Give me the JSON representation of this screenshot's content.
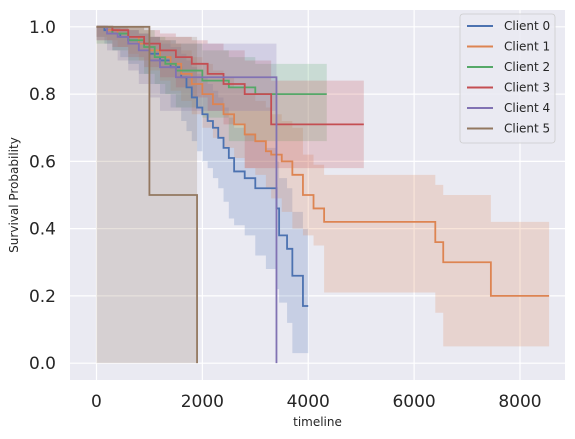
{
  "chart_data": {
    "type": "line",
    "step": true,
    "title": "",
    "xlabel": "timeline",
    "ylabel": "Survival Probability",
    "xlim": [
      -500,
      8850
    ],
    "ylim": [
      -0.05,
      1.05
    ],
    "xticks": [
      0,
      2000,
      4000,
      6000,
      8000
    ],
    "yticks": [
      0.0,
      0.2,
      0.4,
      0.6,
      0.8,
      1.0
    ],
    "xtick_labels": [
      "0",
      "2000",
      "4000",
      "6000",
      "8000"
    ],
    "ytick_labels": [
      "0.0",
      "0.2",
      "0.4",
      "0.6",
      "0.8",
      "1.0"
    ],
    "grid": true,
    "legend_position": "top-right",
    "series": [
      {
        "name": "Client 0",
        "color": "#4c72b0",
        "x": [
          0,
          150,
          300,
          450,
          600,
          800,
          1000,
          1200,
          1400,
          1600,
          1700,
          1800,
          1900,
          2000,
          2100,
          2200,
          2300,
          2400,
          2500,
          2600,
          2800,
          3000,
          3200,
          3400,
          3450,
          3600,
          3700,
          3900,
          4000
        ],
        "y": [
          1.0,
          0.99,
          0.98,
          0.97,
          0.96,
          0.95,
          0.92,
          0.9,
          0.88,
          0.85,
          0.82,
          0.79,
          0.76,
          0.74,
          0.72,
          0.7,
          0.67,
          0.64,
          0.61,
          0.57,
          0.55,
          0.52,
          0.52,
          0.46,
          0.38,
          0.34,
          0.26,
          0.17,
          0.17
        ],
        "lower": [
          1.0,
          0.97,
          0.95,
          0.93,
          0.91,
          0.89,
          0.86,
          0.83,
          0.8,
          0.76,
          0.72,
          0.69,
          0.66,
          0.63,
          0.6,
          0.58,
          0.55,
          0.52,
          0.48,
          0.43,
          0.41,
          0.38,
          0.32,
          0.28,
          0.22,
          0.18,
          0.12,
          0.03,
          0.03
        ],
        "upper": [
          1.0,
          1.0,
          1.0,
          0.99,
          0.99,
          0.98,
          0.97,
          0.95,
          0.94,
          0.92,
          0.9,
          0.88,
          0.86,
          0.85,
          0.83,
          0.81,
          0.79,
          0.76,
          0.73,
          0.7,
          0.68,
          0.66,
          0.64,
          0.6,
          0.55,
          0.52,
          0.45,
          0.4,
          0.4
        ]
      },
      {
        "name": "Client 1",
        "color": "#dd8452",
        "x": [
          0,
          200,
          400,
          600,
          800,
          1000,
          1200,
          1400,
          1600,
          1800,
          2000,
          2200,
          2400,
          2600,
          2800,
          3000,
          3200,
          3300,
          3500,
          3700,
          3900,
          4100,
          4300,
          6400,
          6550,
          7450,
          8550
        ],
        "y": [
          1.0,
          0.99,
          0.98,
          0.97,
          0.95,
          0.93,
          0.91,
          0.89,
          0.86,
          0.83,
          0.8,
          0.77,
          0.74,
          0.71,
          0.68,
          0.66,
          0.63,
          0.62,
          0.6,
          0.56,
          0.5,
          0.46,
          0.42,
          0.36,
          0.3,
          0.2,
          0.2
        ],
        "lower": [
          1.0,
          0.97,
          0.96,
          0.94,
          0.92,
          0.9,
          0.87,
          0.84,
          0.81,
          0.78,
          0.74,
          0.7,
          0.67,
          0.64,
          0.61,
          0.58,
          0.56,
          0.52,
          0.49,
          0.45,
          0.4,
          0.38,
          0.35,
          0.21,
          0.15,
          0.05,
          0.05
        ],
        "upper": [
          1.0,
          1.0,
          1.0,
          0.99,
          0.98,
          0.97,
          0.96,
          0.95,
          0.93,
          0.91,
          0.89,
          0.87,
          0.85,
          0.82,
          0.8,
          0.78,
          0.76,
          0.74,
          0.72,
          0.7,
          0.62,
          0.59,
          0.56,
          0.53,
          0.5,
          0.42,
          0.42
        ]
      },
      {
        "name": "Client 2",
        "color": "#55a868",
        "x": [
          0,
          300,
          600,
          900,
          1100,
          1300,
          1500,
          2000,
          2500,
          3000,
          4350
        ],
        "y": [
          1.0,
          0.98,
          0.96,
          0.94,
          0.91,
          0.89,
          0.87,
          0.84,
          0.82,
          0.8,
          0.8
        ],
        "lower": [
          1.0,
          0.95,
          0.93,
          0.9,
          0.86,
          0.83,
          0.8,
          0.76,
          0.73,
          0.66,
          0.66
        ],
        "upper": [
          1.0,
          1.0,
          1.0,
          0.99,
          0.97,
          0.96,
          0.95,
          0.93,
          0.91,
          0.89,
          0.89
        ]
      },
      {
        "name": "Client 3",
        "color": "#c44e52",
        "x": [
          0,
          300,
          600,
          900,
          1200,
          1500,
          1800,
          2100,
          2400,
          2800,
          3300,
          5050
        ],
        "y": [
          1.0,
          0.99,
          0.97,
          0.95,
          0.93,
          0.91,
          0.89,
          0.86,
          0.83,
          0.8,
          0.71,
          0.71
        ],
        "lower": [
          1.0,
          0.96,
          0.94,
          0.91,
          0.88,
          0.85,
          0.82,
          0.79,
          0.75,
          0.71,
          0.58,
          0.58
        ],
        "upper": [
          1.0,
          1.0,
          1.0,
          0.99,
          0.98,
          0.97,
          0.96,
          0.95,
          0.93,
          0.9,
          0.84,
          0.84
        ]
      },
      {
        "name": "Client 4",
        "color": "#8172b3",
        "x": [
          0,
          200,
          400,
          600,
          800,
          1000,
          1200,
          1500,
          3400,
          3400
        ],
        "y": [
          1.0,
          0.98,
          0.97,
          0.95,
          0.93,
          0.9,
          0.88,
          0.85,
          0.85,
          0.0
        ],
        "lower": [
          1.0,
          0.96,
          0.93,
          0.9,
          0.87,
          0.83,
          0.79,
          0.75,
          0.75,
          0.0
        ],
        "upper": [
          1.0,
          1.0,
          1.0,
          0.99,
          0.98,
          0.97,
          0.96,
          0.95,
          0.95,
          0.0
        ]
      },
      {
        "name": "Client 5",
        "color": "#937860",
        "x": [
          0,
          1000,
          1900,
          1900
        ],
        "y": [
          1.0,
          0.5,
          0.5,
          0.0
        ],
        "lower": [
          1.0,
          0.0,
          0.0,
          0.0
        ],
        "upper": [
          1.0,
          0.97,
          0.97,
          0.0
        ]
      }
    ]
  }
}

§ **The problem**
Give every line above again exactly, with no pictures.

§ **Solution below**
Give me the JSON representation of this screenshot's content.
{
  "chart_data": {
    "type": "line",
    "step": true,
    "title": "",
    "xlabel": "timeline",
    "ylabel": "Survival Probability",
    "xlim": [
      -500,
      8850
    ],
    "ylim": [
      -0.05,
      1.05
    ],
    "xticks": [
      0,
      2000,
      4000,
      6000,
      8000
    ],
    "yticks": [
      0.0,
      0.2,
      0.4,
      0.6,
      0.8,
      1.0
    ],
    "xtick_labels": [
      "0",
      "2000",
      "4000",
      "6000",
      "8000"
    ],
    "ytick_labels": [
      "0.0",
      "0.2",
      "0.4",
      "0.6",
      "0.8",
      "1.0"
    ],
    "grid": true,
    "legend_position": "top-right",
    "series": [
      {
        "name": "Client 0",
        "color": "#4c72b0",
        "x": [
          0,
          150,
          300,
          450,
          600,
          800,
          1000,
          1200,
          1400,
          1600,
          1700,
          1800,
          1900,
          2000,
          2100,
          2200,
          2300,
          2400,
          2500,
          2600,
          2800,
          3000,
          3200,
          3400,
          3450,
          3600,
          3700,
          3900,
          4000
        ],
        "y": [
          1.0,
          0.99,
          0.98,
          0.97,
          0.96,
          0.95,
          0.92,
          0.9,
          0.88,
          0.85,
          0.82,
          0.79,
          0.76,
          0.74,
          0.72,
          0.7,
          0.67,
          0.64,
          0.61,
          0.57,
          0.55,
          0.52,
          0.52,
          0.46,
          0.38,
          0.34,
          0.26,
          0.17,
          0.17
        ],
        "lower": [
          1.0,
          0.97,
          0.95,
          0.93,
          0.91,
          0.89,
          0.86,
          0.83,
          0.8,
          0.76,
          0.72,
          0.69,
          0.66,
          0.63,
          0.6,
          0.58,
          0.55,
          0.52,
          0.48,
          0.43,
          0.41,
          0.38,
          0.32,
          0.28,
          0.22,
          0.18,
          0.12,
          0.03,
          0.03
        ],
        "upper": [
          1.0,
          1.0,
          1.0,
          0.99,
          0.99,
          0.98,
          0.97,
          0.95,
          0.94,
          0.92,
          0.9,
          0.88,
          0.86,
          0.85,
          0.83,
          0.81,
          0.79,
          0.76,
          0.73,
          0.7,
          0.68,
          0.66,
          0.64,
          0.6,
          0.55,
          0.52,
          0.45,
          0.4,
          0.4
        ]
      },
      {
        "name": "Client 1",
        "color": "#dd8452",
        "x": [
          0,
          200,
          400,
          600,
          800,
          1000,
          1200,
          1400,
          1600,
          1800,
          2000,
          2200,
          2400,
          2600,
          2800,
          3000,
          3200,
          3300,
          3500,
          3700,
          3900,
          4100,
          4300,
          6400,
          6550,
          7450,
          8550
        ],
        "y": [
          1.0,
          0.99,
          0.98,
          0.97,
          0.95,
          0.93,
          0.91,
          0.89,
          0.86,
          0.83,
          0.8,
          0.77,
          0.74,
          0.71,
          0.68,
          0.66,
          0.63,
          0.62,
          0.6,
          0.56,
          0.5,
          0.46,
          0.42,
          0.36,
          0.3,
          0.2,
          0.2
        ],
        "lower": [
          1.0,
          0.97,
          0.96,
          0.94,
          0.92,
          0.9,
          0.87,
          0.84,
          0.81,
          0.78,
          0.74,
          0.7,
          0.67,
          0.64,
          0.61,
          0.58,
          0.56,
          0.52,
          0.49,
          0.45,
          0.4,
          0.38,
          0.35,
          0.21,
          0.15,
          0.05,
          0.05
        ],
        "upper": [
          1.0,
          1.0,
          1.0,
          0.99,
          0.98,
          0.97,
          0.96,
          0.95,
          0.93,
          0.91,
          0.89,
          0.87,
          0.85,
          0.82,
          0.8,
          0.78,
          0.76,
          0.74,
          0.72,
          0.7,
          0.62,
          0.59,
          0.56,
          0.53,
          0.5,
          0.42,
          0.42
        ]
      },
      {
        "name": "Client 2",
        "color": "#55a868",
        "x": [
          0,
          300,
          600,
          900,
          1100,
          1300,
          1500,
          2000,
          2500,
          3000,
          4350
        ],
        "y": [
          1.0,
          0.98,
          0.96,
          0.94,
          0.91,
          0.89,
          0.87,
          0.84,
          0.82,
          0.8,
          0.8
        ],
        "lower": [
          1.0,
          0.95,
          0.93,
          0.9,
          0.86,
          0.83,
          0.8,
          0.76,
          0.73,
          0.66,
          0.66
        ],
        "upper": [
          1.0,
          1.0,
          1.0,
          0.99,
          0.97,
          0.96,
          0.95,
          0.93,
          0.91,
          0.89,
          0.89
        ]
      },
      {
        "name": "Client 3",
        "color": "#c44e52",
        "x": [
          0,
          300,
          600,
          900,
          1200,
          1500,
          1800,
          2100,
          2400,
          2800,
          3300,
          5050
        ],
        "y": [
          1.0,
          0.99,
          0.97,
          0.95,
          0.93,
          0.91,
          0.89,
          0.86,
          0.83,
          0.8,
          0.71,
          0.71
        ],
        "lower": [
          1.0,
          0.96,
          0.94,
          0.91,
          0.88,
          0.85,
          0.82,
          0.79,
          0.75,
          0.71,
          0.58,
          0.58
        ],
        "upper": [
          1.0,
          1.0,
          1.0,
          0.99,
          0.98,
          0.97,
          0.96,
          0.95,
          0.93,
          0.9,
          0.84,
          0.84
        ]
      },
      {
        "name": "Client 4",
        "color": "#8172b3",
        "x": [
          0,
          200,
          400,
          600,
          800,
          1000,
          1200,
          1500,
          3400,
          3400
        ],
        "y": [
          1.0,
          0.98,
          0.97,
          0.95,
          0.93,
          0.9,
          0.88,
          0.85,
          0.85,
          0.0
        ],
        "lower": [
          1.0,
          0.96,
          0.93,
          0.9,
          0.87,
          0.83,
          0.79,
          0.75,
          0.75,
          0.0
        ],
        "upper": [
          1.0,
          1.0,
          1.0,
          0.99,
          0.98,
          0.97,
          0.96,
          0.95,
          0.95,
          0.0
        ]
      },
      {
        "name": "Client 5",
        "color": "#937860",
        "x": [
          0,
          1000,
          1900,
          1900
        ],
        "y": [
          1.0,
          0.5,
          0.5,
          0.0
        ],
        "lower": [
          1.0,
          0.0,
          0.0,
          0.0
        ],
        "upper": [
          1.0,
          0.97,
          0.97,
          0.0
        ]
      }
    ]
  }
}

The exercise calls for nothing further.